Please copy out every line in the entries that includes the word "this".

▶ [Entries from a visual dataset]
######

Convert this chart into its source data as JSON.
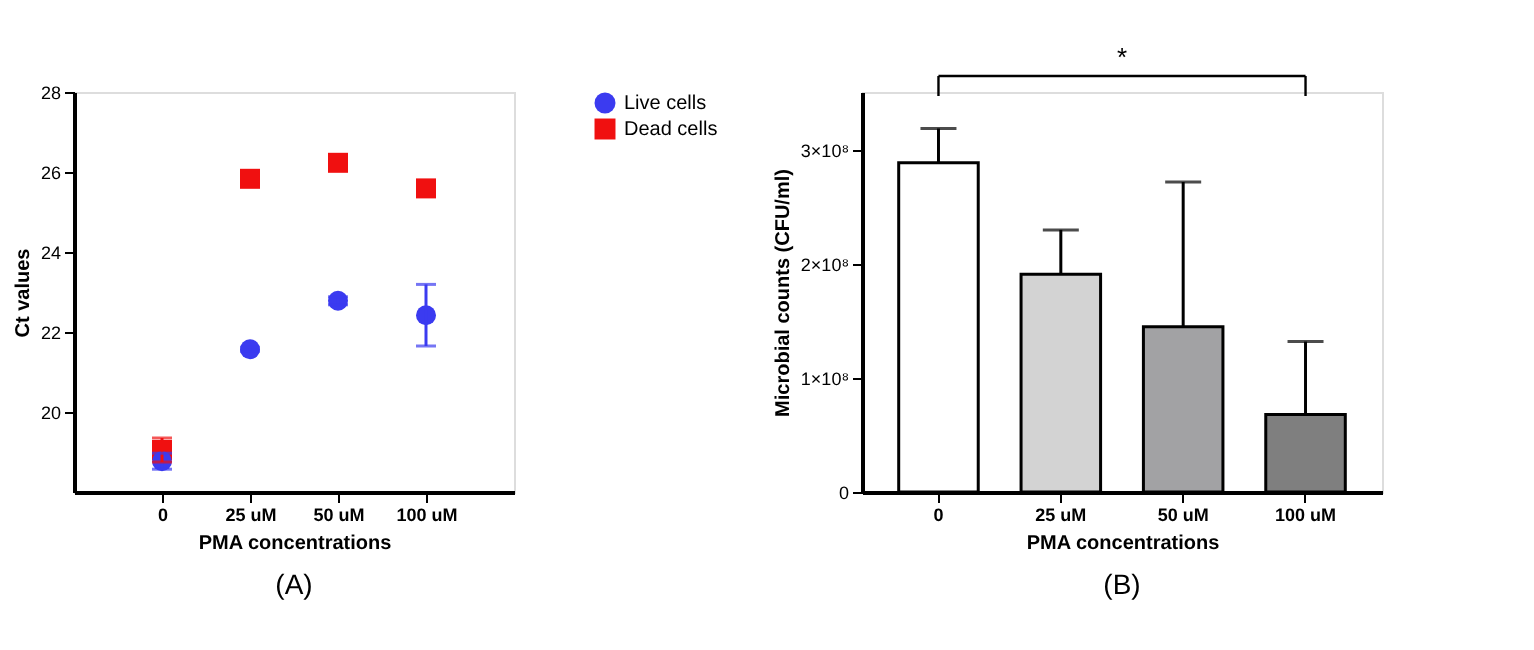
{
  "chart_data": [
    {
      "type": "scatter",
      "xlabel": "PMA concentrations",
      "ylabel": "Ct values",
      "categories": [
        "0",
        "25 uM",
        "50 uM",
        "100 uM"
      ],
      "ylim": [
        18,
        28
      ],
      "yticks": [
        20,
        22,
        24,
        26,
        28
      ],
      "legend": "top right",
      "grid": false,
      "series": [
        {
          "name": "Live cells",
          "color": "#3b3bf0",
          "marker": "circle",
          "values": [
            18.77,
            21.57,
            22.78,
            22.42
          ],
          "errors": [
            0.2,
            0.05,
            0.1,
            0.77
          ]
        },
        {
          "name": "Dead cells",
          "color": "#f01010",
          "marker": "square",
          "values": [
            19.05,
            25.83,
            26.23,
            25.59
          ],
          "errors": [
            0.3,
            null,
            null,
            null
          ]
        }
      ],
      "annotations": [
        "(A)"
      ]
    },
    {
      "type": "bar",
      "xlabel": "PMA concentrations",
      "ylabel": "Microbial counts (CFU/ml)",
      "categories": [
        "0",
        "25 uM",
        "50 uM",
        "100 uM"
      ],
      "values": [
        289000000,
        191000000,
        145000000,
        68000000
      ],
      "colors": [
        "#ffffff",
        "#d3d3d3",
        "#a2a2a4",
        "#7f7f7f"
      ],
      "errors": [
        [
          289000000,
          319000000
        ],
        [
          191000000,
          230000000
        ],
        [
          145000000,
          272000000
        ],
        [
          68000000,
          132000000
        ]
      ],
      "ylim": [
        0,
        351000000
      ],
      "yticks": [
        0,
        {
          "value": 100000000,
          "label": "1×10⁸"
        },
        {
          "value": 200000000,
          "label": "2×10⁸"
        },
        {
          "value": 300000000,
          "label": "3×10⁸"
        }
      ],
      "grid": false,
      "annotations": [
        "*",
        "(B)"
      ]
    }
  ]
}
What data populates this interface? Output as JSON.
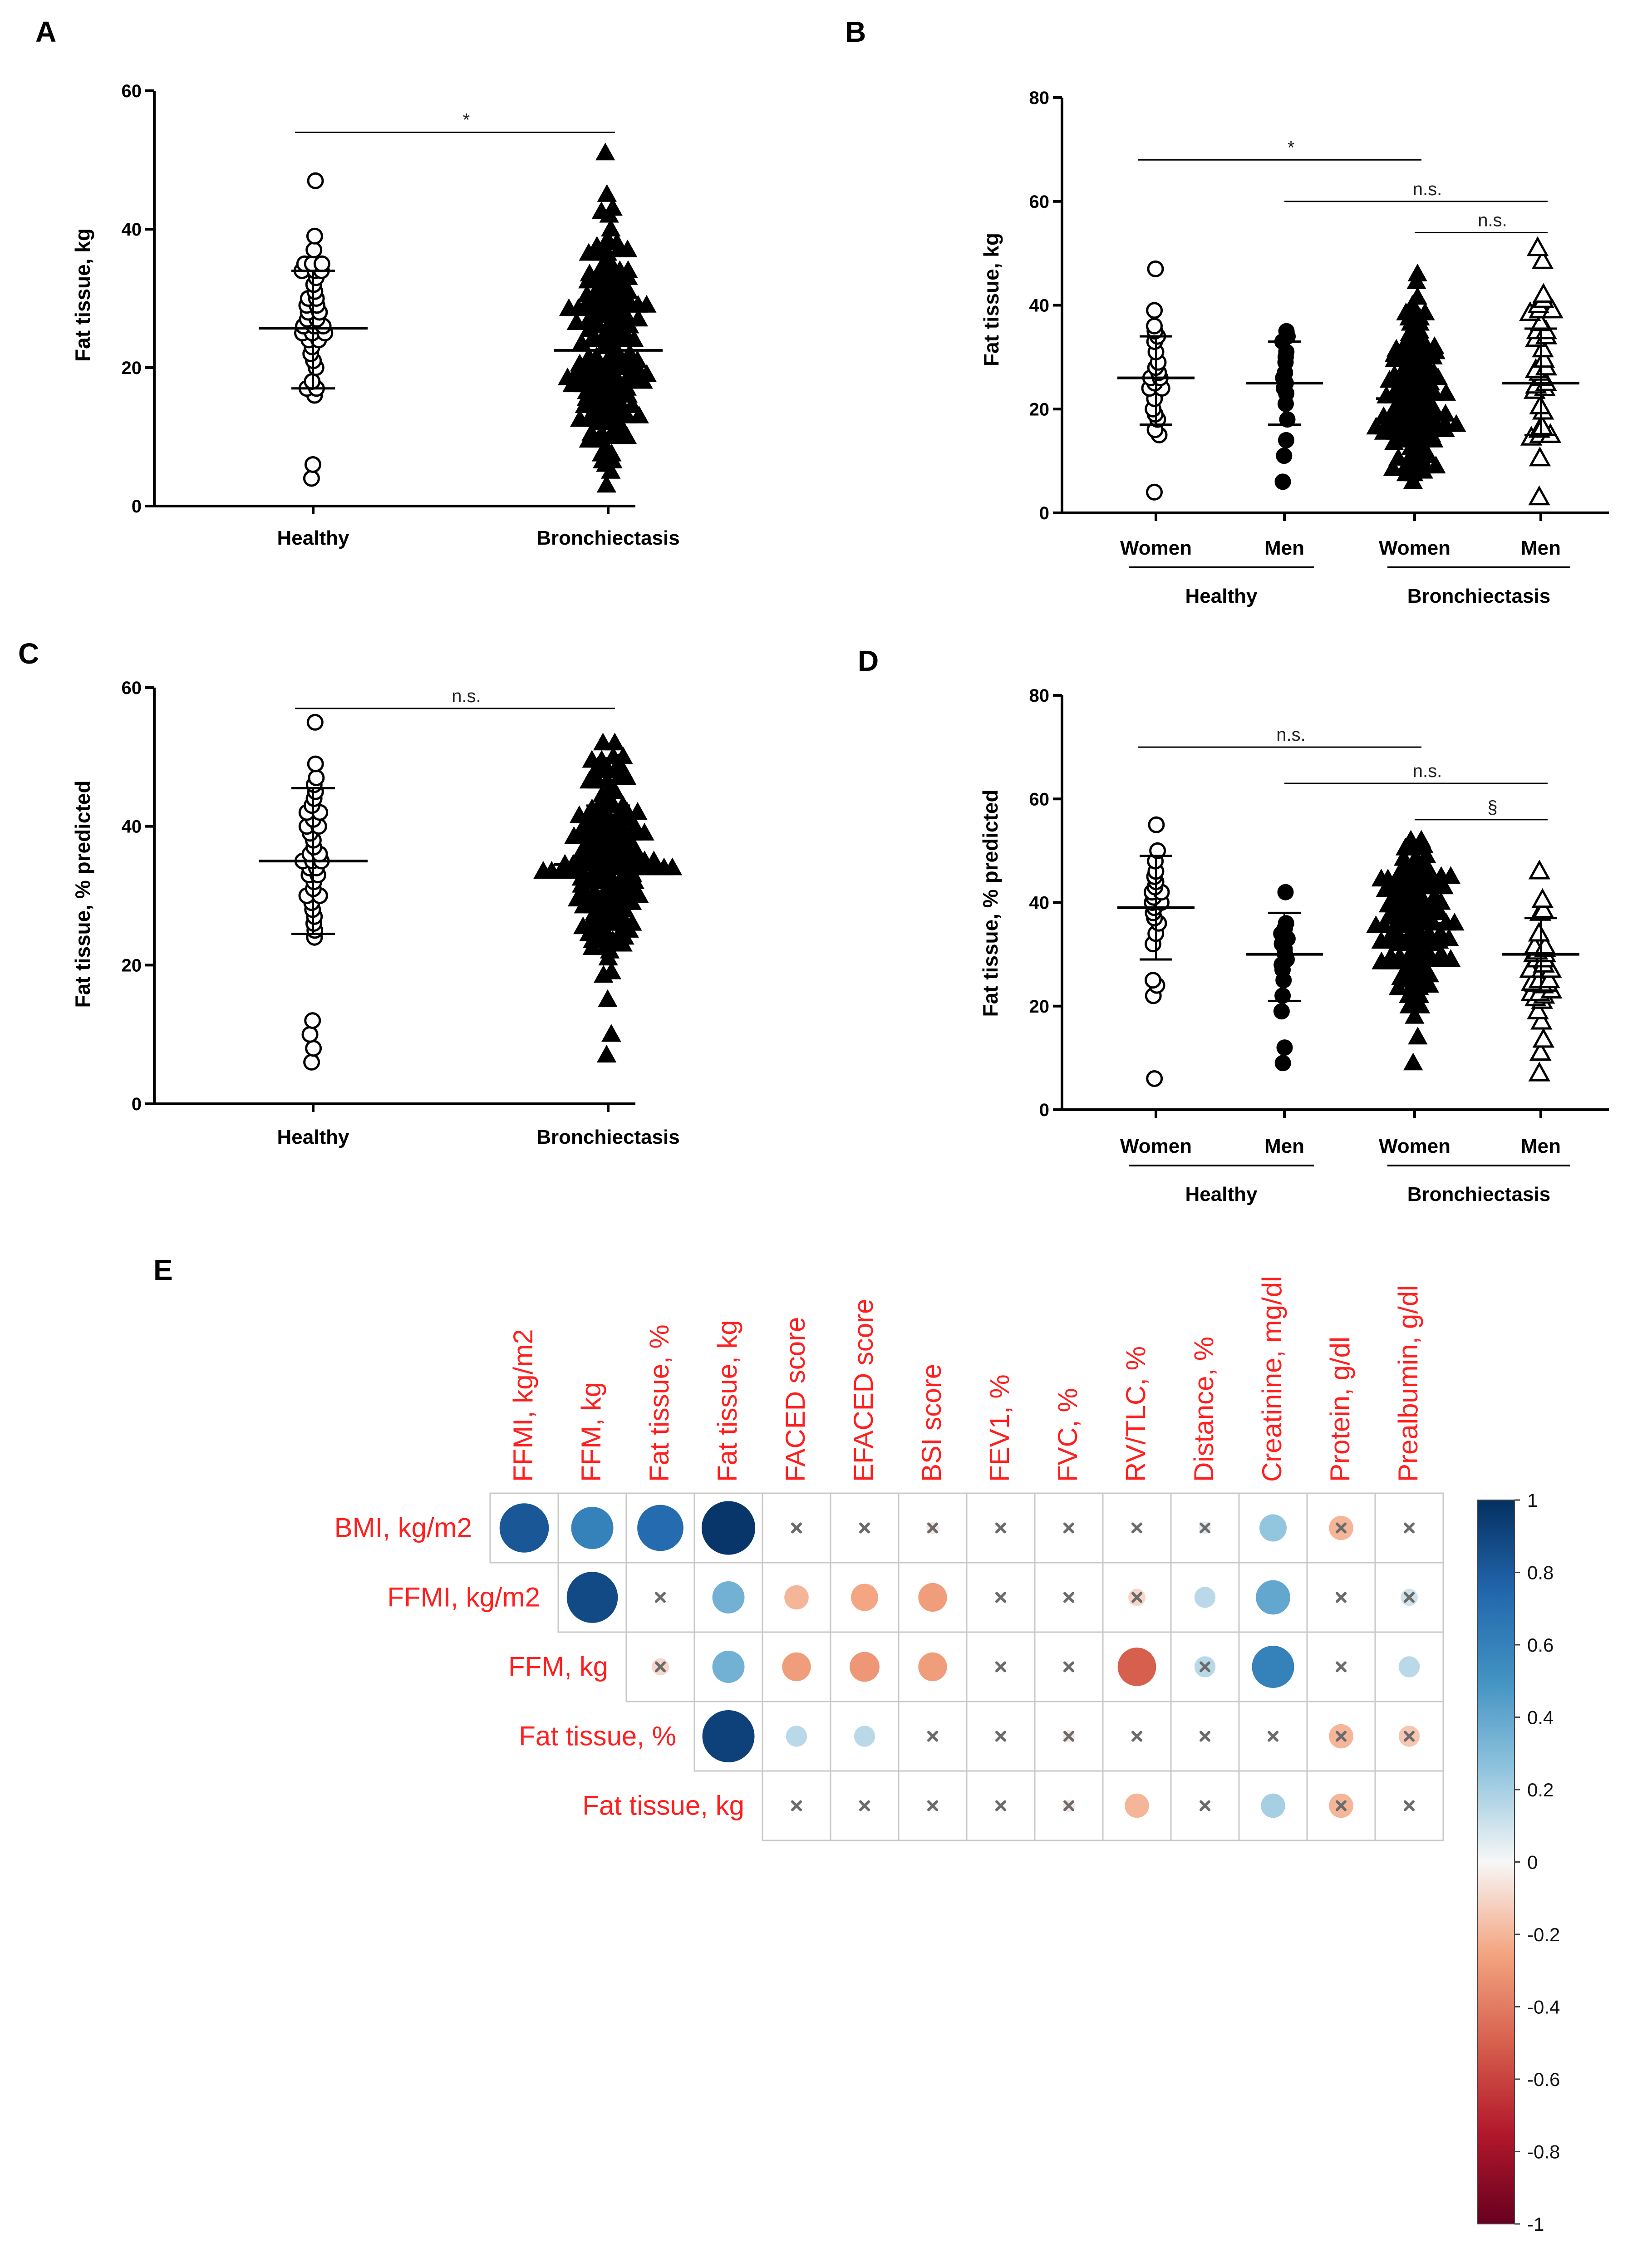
{
  "chart_data": [
    {
      "id": "A",
      "panel_label": "A",
      "type": "scatter",
      "ylabel": "Fat tissue, kg",
      "ylim": [
        0,
        60
      ],
      "yticks": [
        0,
        20,
        40,
        60
      ],
      "categories": [
        "Healthy",
        "Bronchiectasis"
      ],
      "groups": [
        {
          "name": "Healthy",
          "marker": "circle-open",
          "n": 38,
          "values": [
            47,
            39,
            37,
            35,
            35,
            35,
            34,
            34,
            34,
            33,
            32,
            31,
            30,
            30,
            29,
            29,
            28,
            28,
            27,
            27,
            26,
            26,
            26,
            25,
            25,
            25,
            24,
            24,
            23,
            22,
            21,
            20,
            18,
            17,
            17,
            16,
            6,
            4
          ],
          "mean": 25.7,
          "sd_low": 17,
          "sd_high": 34
        },
        {
          "name": "Bronchiectasis",
          "marker": "triangle-filled",
          "n": 160,
          "min": 3,
          "max": 51,
          "mean": 22.5,
          "sd_low": 13.3,
          "sd_high": 31.8
        }
      ],
      "comparisons": [
        {
          "from": "Healthy",
          "to": "Bronchiectasis",
          "y": 54,
          "label": "*"
        }
      ]
    },
    {
      "id": "B",
      "panel_label": "B",
      "type": "scatter",
      "ylabel": "Fat tissue, kg",
      "ylim": [
        0,
        80
      ],
      "yticks": [
        0,
        20,
        40,
        60,
        80
      ],
      "categories": [
        "Women",
        "Men",
        "Women",
        "Men"
      ],
      "supercategories": [
        {
          "label": "Healthy",
          "span": [
            0,
            1
          ]
        },
        {
          "label": "Bronchiectasis",
          "span": [
            2,
            3
          ]
        }
      ],
      "groups": [
        {
          "name": "Healthy Women",
          "marker": "circle-open",
          "n": 22,
          "values": [
            47,
            39,
            36,
            35,
            34,
            33,
            31,
            29,
            28,
            27,
            26,
            26,
            25,
            24,
            24,
            22,
            20,
            19,
            18,
            16,
            15,
            4
          ],
          "mean": 26,
          "sd_low": 17,
          "sd_high": 34
        },
        {
          "name": "Healthy Men",
          "marker": "circle-filled",
          "n": 16,
          "values": [
            35,
            34,
            33,
            31,
            30,
            29,
            27,
            26,
            25,
            24,
            23,
            21,
            18,
            14,
            11,
            6
          ],
          "mean": 25,
          "sd_low": 17,
          "sd_high": 33
        },
        {
          "name": "Bronchiectasis Women",
          "marker": "triangle-filled",
          "n": 130,
          "min": 6,
          "max": 46,
          "mean": 22,
          "sd_low": 13,
          "sd_high": 31
        },
        {
          "name": "Bronchiectasis Men",
          "marker": "triangle-open",
          "n": 32,
          "min": 3,
          "max": 51,
          "mean": 25,
          "sd_low": 15,
          "sd_high": 35.5
        }
      ],
      "comparisons": [
        {
          "from": "Women",
          "to": "Women",
          "from_index": 0,
          "to_index": 2,
          "y": 68,
          "label": "*"
        },
        {
          "from": "Men",
          "to": "Men",
          "from_index": 1,
          "to_index": 3,
          "y": 60,
          "label": "n.s."
        },
        {
          "from": "Women",
          "to": "Men",
          "from_index": 2,
          "to_index": 3,
          "y": 54,
          "label": "n.s."
        }
      ]
    },
    {
      "id": "C",
      "panel_label": "C",
      "type": "scatter",
      "ylabel": "Fat tissue, % predicted",
      "ylim": [
        0,
        60
      ],
      "yticks": [
        0,
        20,
        40,
        60
      ],
      "categories": [
        "Healthy",
        "Bronchiectasis"
      ],
      "groups": [
        {
          "name": "Healthy",
          "marker": "circle-open",
          "n": 38,
          "values": [
            55,
            49,
            47,
            46,
            45,
            44,
            43,
            42,
            42,
            41,
            40,
            40,
            39,
            38,
            37,
            36,
            36,
            35,
            35,
            35,
            34,
            34,
            33,
            33,
            32,
            31,
            30,
            30,
            29,
            28,
            27,
            26,
            25,
            24,
            12,
            10,
            8,
            6
          ],
          "mean": 35,
          "sd_low": 24.5,
          "sd_high": 45.5
        },
        {
          "name": "Bronchiectasis",
          "marker": "triangle-filled",
          "n": 160,
          "min": 7,
          "max": 52,
          "mean": 34.5,
          "sd_low": 26,
          "sd_high": 43
        }
      ],
      "comparisons": [
        {
          "from": "Healthy",
          "to": "Bronchiectasis",
          "y": 57,
          "label": "n.s."
        }
      ]
    },
    {
      "id": "D",
      "panel_label": "D",
      "type": "scatter",
      "ylabel": "Fat tissue, % predicted",
      "ylim": [
        0,
        80
      ],
      "yticks": [
        0,
        20,
        40,
        60,
        80
      ],
      "categories": [
        "Women",
        "Men",
        "Women",
        "Men"
      ],
      "supercategories": [
        {
          "label": "Healthy",
          "span": [
            0,
            1
          ]
        },
        {
          "label": "Bronchiectasis",
          "span": [
            2,
            3
          ]
        }
      ],
      "groups": [
        {
          "name": "Healthy Women",
          "marker": "circle-open",
          "n": 22,
          "values": [
            55,
            50,
            48,
            46,
            45,
            44,
            43,
            42,
            42,
            41,
            40,
            40,
            39,
            38,
            37,
            36,
            34,
            32,
            25,
            24,
            22,
            6
          ],
          "mean": 39,
          "sd_low": 29,
          "sd_high": 49
        },
        {
          "name": "Healthy Men",
          "marker": "circle-filled",
          "n": 16,
          "values": [
            42,
            36,
            35,
            34,
            33,
            32,
            31,
            30,
            29,
            28,
            27,
            25,
            22,
            19,
            12,
            9
          ],
          "mean": 30,
          "sd_low": 21,
          "sd_high": 38
        },
        {
          "name": "Bronchiectasis Women",
          "marker": "triangle-filled",
          "n": 130,
          "min": 9,
          "max": 52,
          "mean": 36,
          "sd_low": 28,
          "sd_high": 44
        },
        {
          "name": "Bronchiectasis Men",
          "marker": "triangle-open",
          "n": 32,
          "min": 7,
          "max": 46,
          "mean": 30,
          "sd_low": 23,
          "sd_high": 37
        }
      ],
      "comparisons": [
        {
          "from": "Women",
          "to": "Women",
          "from_index": 0,
          "to_index": 2,
          "y": 70,
          "label": "n.s."
        },
        {
          "from": "Men",
          "to": "Men",
          "from_index": 1,
          "to_index": 3,
          "y": 63,
          "label": "n.s."
        },
        {
          "from": "Women",
          "to": "Men",
          "from_index": 2,
          "to_index": 3,
          "y": 56,
          "label": "§"
        }
      ]
    },
    {
      "id": "E",
      "panel_label": "E",
      "type": "heatmap",
      "style": "upper-triangle correlation circles",
      "columns": [
        "FFMI, kg/m2",
        "FFM, kg",
        "Fat tissue, %",
        "Fat tissue, kg",
        "FACED score",
        "EFACED score",
        "BSI score",
        "FEV1, %",
        "FVC, %",
        "RV/TLC, %",
        "Distance, %",
        "Creatinine, mg/dl",
        "Protein, g/dl",
        "Prealbumin, g/dl"
      ],
      "rows": [
        {
          "label": "BMI, kg/m2",
          "start_col": 0,
          "cells": [
            {
              "r": 0.82,
              "x": false
            },
            {
              "r": 0.6,
              "x": false
            },
            {
              "r": 0.72,
              "x": false
            },
            {
              "r": 0.97,
              "x": false
            },
            {
              "r": 0,
              "x": true
            },
            {
              "r": 0,
              "x": true
            },
            {
              "r": -0.05,
              "x": true
            },
            {
              "r": 0,
              "x": true
            },
            {
              "r": 0,
              "x": true
            },
            {
              "r": 0,
              "x": true
            },
            {
              "r": 0.05,
              "x": true
            },
            {
              "r": 0.25,
              "x": false
            },
            {
              "r": -0.2,
              "x": true
            },
            {
              "r": 0,
              "x": true
            }
          ]
        },
        {
          "label": "FFMI, kg/m2",
          "start_col": 1,
          "cells": [
            {
              "r": 0.88,
              "x": false
            },
            {
              "r": 0,
              "x": true
            },
            {
              "r": 0.35,
              "x": false
            },
            {
              "r": -0.2,
              "x": false
            },
            {
              "r": -0.25,
              "x": false
            },
            {
              "r": -0.28,
              "x": false
            },
            {
              "r": 0,
              "x": true
            },
            {
              "r": 0,
              "x": true
            },
            {
              "r": -0.1,
              "x": true
            },
            {
              "r": 0.15,
              "x": false
            },
            {
              "r": 0.4,
              "x": false
            },
            {
              "r": 0,
              "x": true
            },
            {
              "r": 0.1,
              "x": true
            }
          ]
        },
        {
          "label": "FFM, kg",
          "start_col": 2,
          "cells": [
            {
              "r": -0.1,
              "x": true
            },
            {
              "r": 0.35,
              "x": false
            },
            {
              "r": -0.28,
              "x": false
            },
            {
              "r": -0.3,
              "x": false
            },
            {
              "r": -0.28,
              "x": false
            },
            {
              "r": 0,
              "x": true
            },
            {
              "r": 0,
              "x": true
            },
            {
              "r": -0.5,
              "x": false
            },
            {
              "r": 0.15,
              "x": true
            },
            {
              "r": 0.6,
              "x": false
            },
            {
              "r": 0,
              "x": true
            },
            {
              "r": 0.15,
              "x": false
            }
          ]
        },
        {
          "label": "Fat tissue, %",
          "start_col": 3,
          "cells": [
            {
              "r": 0.92,
              "x": false
            },
            {
              "r": 0.15,
              "x": false
            },
            {
              "r": 0.15,
              "x": false
            },
            {
              "r": 0,
              "x": true
            },
            {
              "r": 0,
              "x": true
            },
            {
              "r": -0.05,
              "x": true
            },
            {
              "r": 0,
              "x": true
            },
            {
              "r": 0,
              "x": true
            },
            {
              "r": 0,
              "x": true
            },
            {
              "r": -0.2,
              "x": true
            },
            {
              "r": -0.15,
              "x": true
            }
          ]
        },
        {
          "label": "Fat tissue, kg",
          "start_col": 4,
          "cells": [
            {
              "r": 0,
              "x": true
            },
            {
              "r": 0,
              "x": true
            },
            {
              "r": 0,
              "x": true
            },
            {
              "r": 0,
              "x": true
            },
            {
              "r": -0.05,
              "x": true
            },
            {
              "r": -0.2,
              "x": false
            },
            {
              "r": 0,
              "x": true
            },
            {
              "r": 0.2,
              "x": false
            },
            {
              "r": -0.2,
              "x": true
            },
            {
              "r": 0,
              "x": true
            }
          ]
        }
      ],
      "colorbar": {
        "min": -1,
        "max": 1,
        "ticks": [
          "1",
          "0.8",
          "0.6",
          "0.4",
          "0.2",
          "0",
          "-0.2",
          "-0.4",
          "-0.6",
          "-0.8",
          "-1"
        ],
        "high_color": "#053061",
        "zero_color": "#ffffff",
        "low_color": "#67001f"
      }
    }
  ]
}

######

▶ [REPLY]
Convert this chart into its source data as JSON.
What data populates this interface? Output as JSON.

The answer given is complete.